Data excerpts
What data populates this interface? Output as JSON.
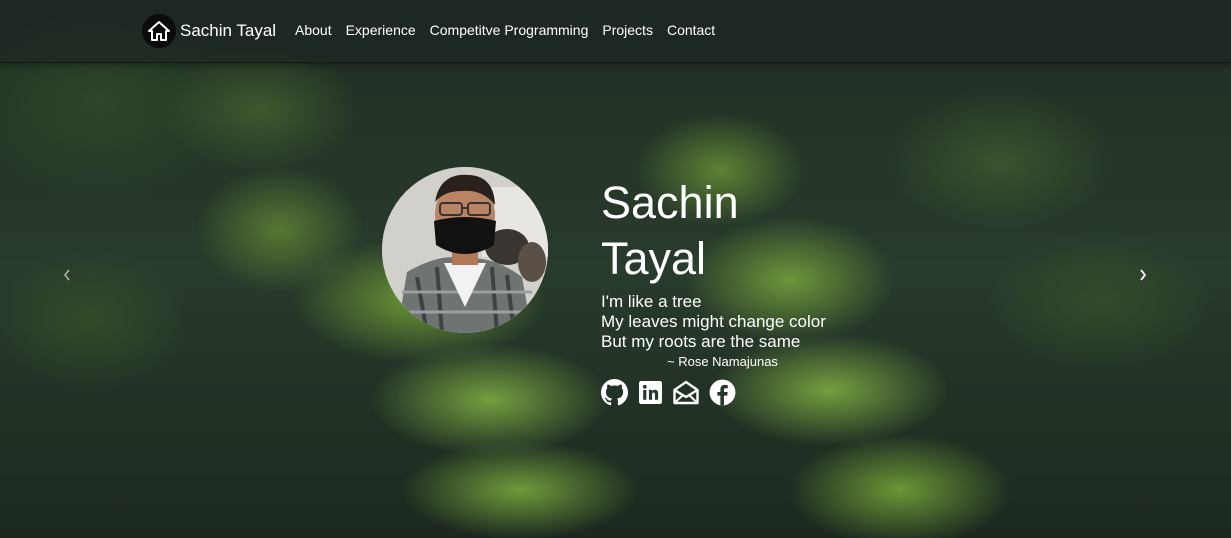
{
  "navbar": {
    "brand_name": "Sachin Tayal",
    "brand_icon": "home-icon",
    "links": [
      {
        "label": "About"
      },
      {
        "label": "Experience"
      },
      {
        "label": "Competitve Programming"
      },
      {
        "label": "Projects"
      },
      {
        "label": "Contact"
      }
    ]
  },
  "hero": {
    "name_line1": "Sachin",
    "name_line2": "Tayal",
    "quote_lines": [
      "I'm like a tree",
      "My leaves might change color",
      "But my roots are the same"
    ],
    "quote_author": "~ Rose Namajunas",
    "socials": [
      {
        "icon": "github-icon"
      },
      {
        "icon": "linkedin-icon"
      },
      {
        "icon": "mail-icon"
      },
      {
        "icon": "facebook-icon"
      }
    ]
  },
  "carousel": {
    "prev_icon": "chevron-left-icon",
    "next_icon": "chevron-right-icon"
  },
  "colors": {
    "text": "#ffffff",
    "navbar_bg": "#1e2622",
    "leaf_green": "#7daa3c"
  }
}
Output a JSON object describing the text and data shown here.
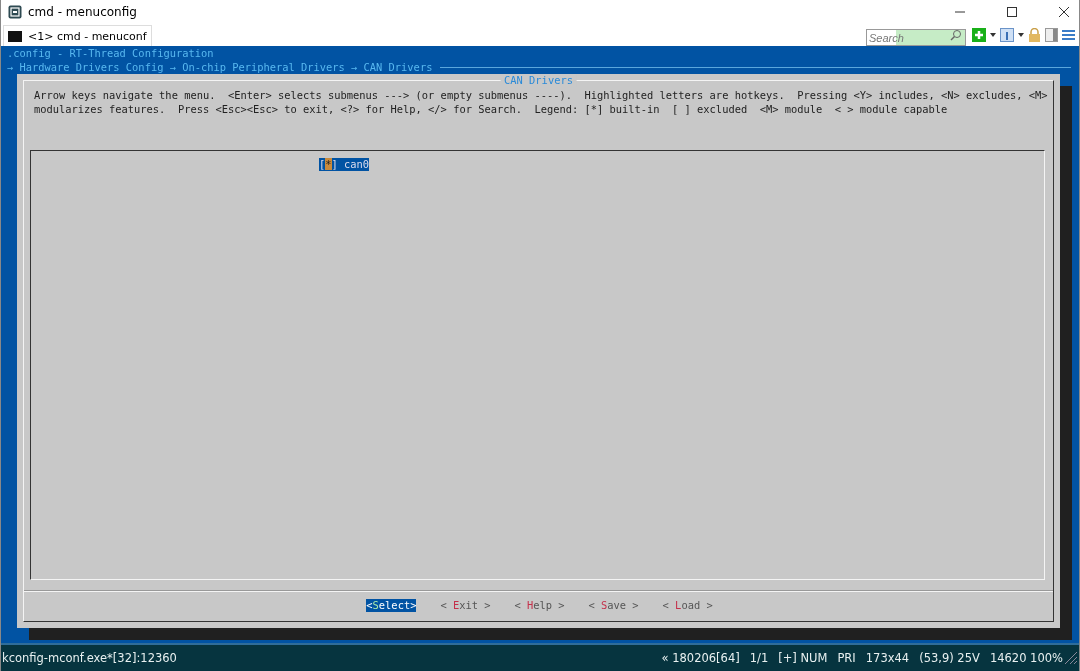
{
  "window": {
    "title": "cmd - menuconfig"
  },
  "tabs": [
    {
      "label": "<1> cmd - menuconf",
      "selected": true
    }
  ],
  "search": {
    "placeholder": "Search"
  },
  "terminal": {
    "title": ".config - RT-Thread Configuration",
    "breadcrumb": "→ Hardware Drivers Config → On-chip Peripheral Drivers → CAN Drivers",
    "dialog": {
      "title": "CAN Drivers",
      "help": [
        "Arrow keys navigate the menu.  <Enter> selects submenus ---> (or empty submenus ----).  Highlighted letters are hotkeys.  Pressing <Y> includes, <N> excludes, <M>",
        "modularizes features.  Press <Esc><Esc> to exit, <?> for Help, </> for Search.  Legend: [*] built-in  [ ] excluded  <M> module  < > module capable"
      ],
      "items": [
        {
          "before": "[",
          "key": "*",
          "after": "] can0",
          "selected": true
        }
      ],
      "buttons": [
        {
          "before": "<",
          "key": "S",
          "after": "elect>",
          "selected": true
        },
        {
          "before": "< ",
          "key": "E",
          "after": "xit >",
          "selected": false
        },
        {
          "before": "< ",
          "key": "H",
          "after": "elp >",
          "selected": false
        },
        {
          "before": "< ",
          "key": "S",
          "after": "ave >",
          "selected": false
        },
        {
          "before": "< ",
          "key": "L",
          "after": "oad >",
          "selected": false
        }
      ]
    }
  },
  "status_bar": {
    "left": "kconfig-mconf.exe*[32]:12360",
    "right": [
      "« 180206[64]",
      "1/1",
      "[+] NUM",
      "PRI",
      "173x44",
      "(53,9) 25V",
      "14620 100%"
    ]
  }
}
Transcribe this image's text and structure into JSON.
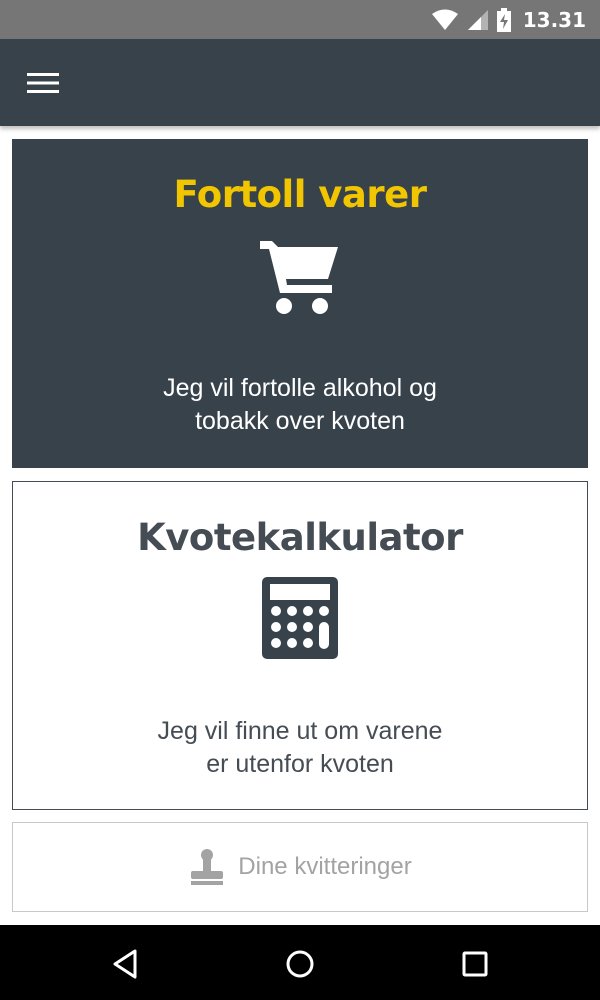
{
  "status_bar": {
    "time": "13.31",
    "icons": [
      "wifi-icon",
      "signal-icon",
      "battery-charging-icon"
    ]
  },
  "app_bar": {
    "menu_icon": "hamburger-menu-icon"
  },
  "cards": [
    {
      "title": "Fortoll varer",
      "icon": "shopping-cart-icon",
      "description_line1": "Jeg vil fortolle alkohol og",
      "description_line2": "tobakk over kvoten"
    },
    {
      "title": "Kvotekalkulator",
      "icon": "calculator-icon",
      "description_line1": "Jeg vil finne ut om varene",
      "description_line2": "er utenfor kvoten"
    }
  ],
  "receipts_button": {
    "label": "Dine kvitteringer",
    "icon": "stamp-icon"
  },
  "nav_bar": {
    "icons": [
      "back-icon",
      "home-icon",
      "recents-icon"
    ]
  },
  "colors": {
    "dark": "#38424b",
    "accent": "#f1c500",
    "muted": "#a3a3a3"
  }
}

Task directions
Copy every line in the records above that contains the word "kvoten".

Task solution
      "description_line2": "tobakk over kvoten"
      "description_line2": "er utenfor kvoten"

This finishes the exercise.